▶ [Stated problem]
Your answer should be a single number: the count of lines containing "this".
** Begin Supplied material **
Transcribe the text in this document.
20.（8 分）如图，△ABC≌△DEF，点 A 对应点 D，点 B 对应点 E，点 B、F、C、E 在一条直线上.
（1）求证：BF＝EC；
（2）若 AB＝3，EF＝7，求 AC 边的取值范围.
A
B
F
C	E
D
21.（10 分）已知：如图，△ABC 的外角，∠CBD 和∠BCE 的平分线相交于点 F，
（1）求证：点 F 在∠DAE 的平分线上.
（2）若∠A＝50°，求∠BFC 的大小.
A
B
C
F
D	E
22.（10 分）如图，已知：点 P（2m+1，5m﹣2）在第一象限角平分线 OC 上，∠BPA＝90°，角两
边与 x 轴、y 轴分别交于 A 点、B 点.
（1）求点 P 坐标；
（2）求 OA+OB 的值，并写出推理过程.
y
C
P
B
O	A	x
** End Supplied material **
** Begin Supplied material **
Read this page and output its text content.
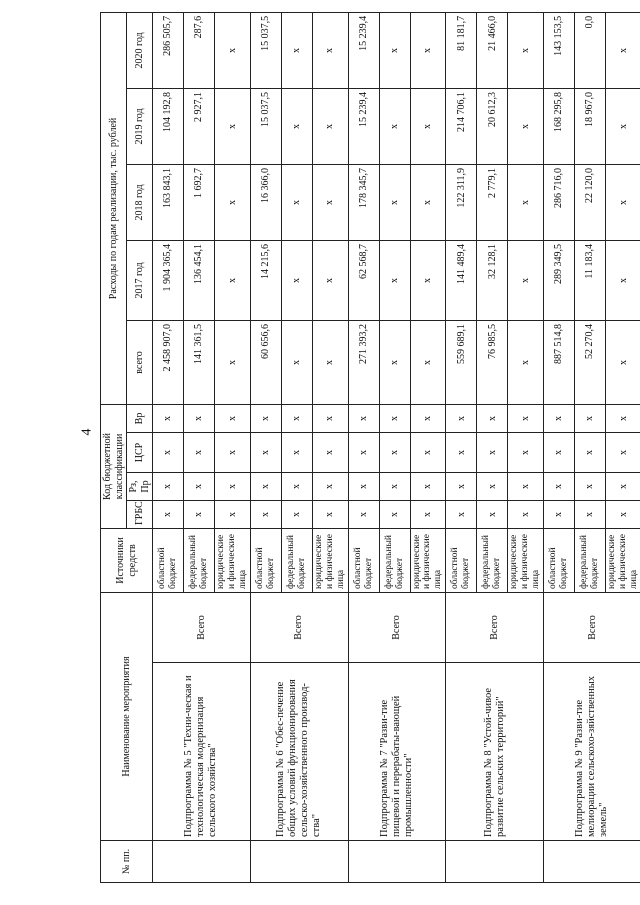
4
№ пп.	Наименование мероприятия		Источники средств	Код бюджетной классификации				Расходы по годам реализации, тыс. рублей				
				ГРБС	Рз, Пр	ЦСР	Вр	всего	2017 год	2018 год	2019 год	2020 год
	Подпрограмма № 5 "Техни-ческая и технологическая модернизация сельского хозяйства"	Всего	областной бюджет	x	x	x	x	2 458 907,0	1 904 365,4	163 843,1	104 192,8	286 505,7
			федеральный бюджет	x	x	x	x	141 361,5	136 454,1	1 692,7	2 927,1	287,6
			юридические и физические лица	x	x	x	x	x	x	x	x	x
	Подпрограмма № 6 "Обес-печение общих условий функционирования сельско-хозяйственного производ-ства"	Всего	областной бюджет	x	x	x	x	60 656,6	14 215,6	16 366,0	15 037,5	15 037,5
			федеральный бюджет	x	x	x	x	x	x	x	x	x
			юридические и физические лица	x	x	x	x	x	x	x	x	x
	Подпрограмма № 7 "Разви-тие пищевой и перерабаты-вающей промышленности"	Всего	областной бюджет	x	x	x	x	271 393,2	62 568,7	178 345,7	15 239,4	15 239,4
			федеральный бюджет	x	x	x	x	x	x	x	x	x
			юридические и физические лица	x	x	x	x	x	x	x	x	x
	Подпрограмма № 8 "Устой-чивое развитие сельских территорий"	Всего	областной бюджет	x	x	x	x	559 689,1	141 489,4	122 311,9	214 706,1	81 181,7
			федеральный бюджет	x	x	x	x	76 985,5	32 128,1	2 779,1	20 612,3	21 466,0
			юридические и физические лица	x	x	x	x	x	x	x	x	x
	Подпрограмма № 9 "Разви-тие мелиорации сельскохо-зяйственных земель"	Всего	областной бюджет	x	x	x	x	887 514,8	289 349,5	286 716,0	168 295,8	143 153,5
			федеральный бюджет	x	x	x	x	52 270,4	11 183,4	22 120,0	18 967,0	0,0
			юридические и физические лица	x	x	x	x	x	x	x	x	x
** End Supplied material **
** Begin Supplied material **
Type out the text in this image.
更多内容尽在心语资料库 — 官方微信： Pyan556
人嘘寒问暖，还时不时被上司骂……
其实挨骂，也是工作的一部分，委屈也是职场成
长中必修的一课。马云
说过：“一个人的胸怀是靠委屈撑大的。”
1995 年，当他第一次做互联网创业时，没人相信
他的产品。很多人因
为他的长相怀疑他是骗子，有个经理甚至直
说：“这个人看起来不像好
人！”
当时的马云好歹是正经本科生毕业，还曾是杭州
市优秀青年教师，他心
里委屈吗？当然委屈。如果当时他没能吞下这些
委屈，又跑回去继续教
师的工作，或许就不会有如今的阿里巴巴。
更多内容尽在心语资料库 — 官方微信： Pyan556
** End Supplied material **
▶ [Solution to the problem]
3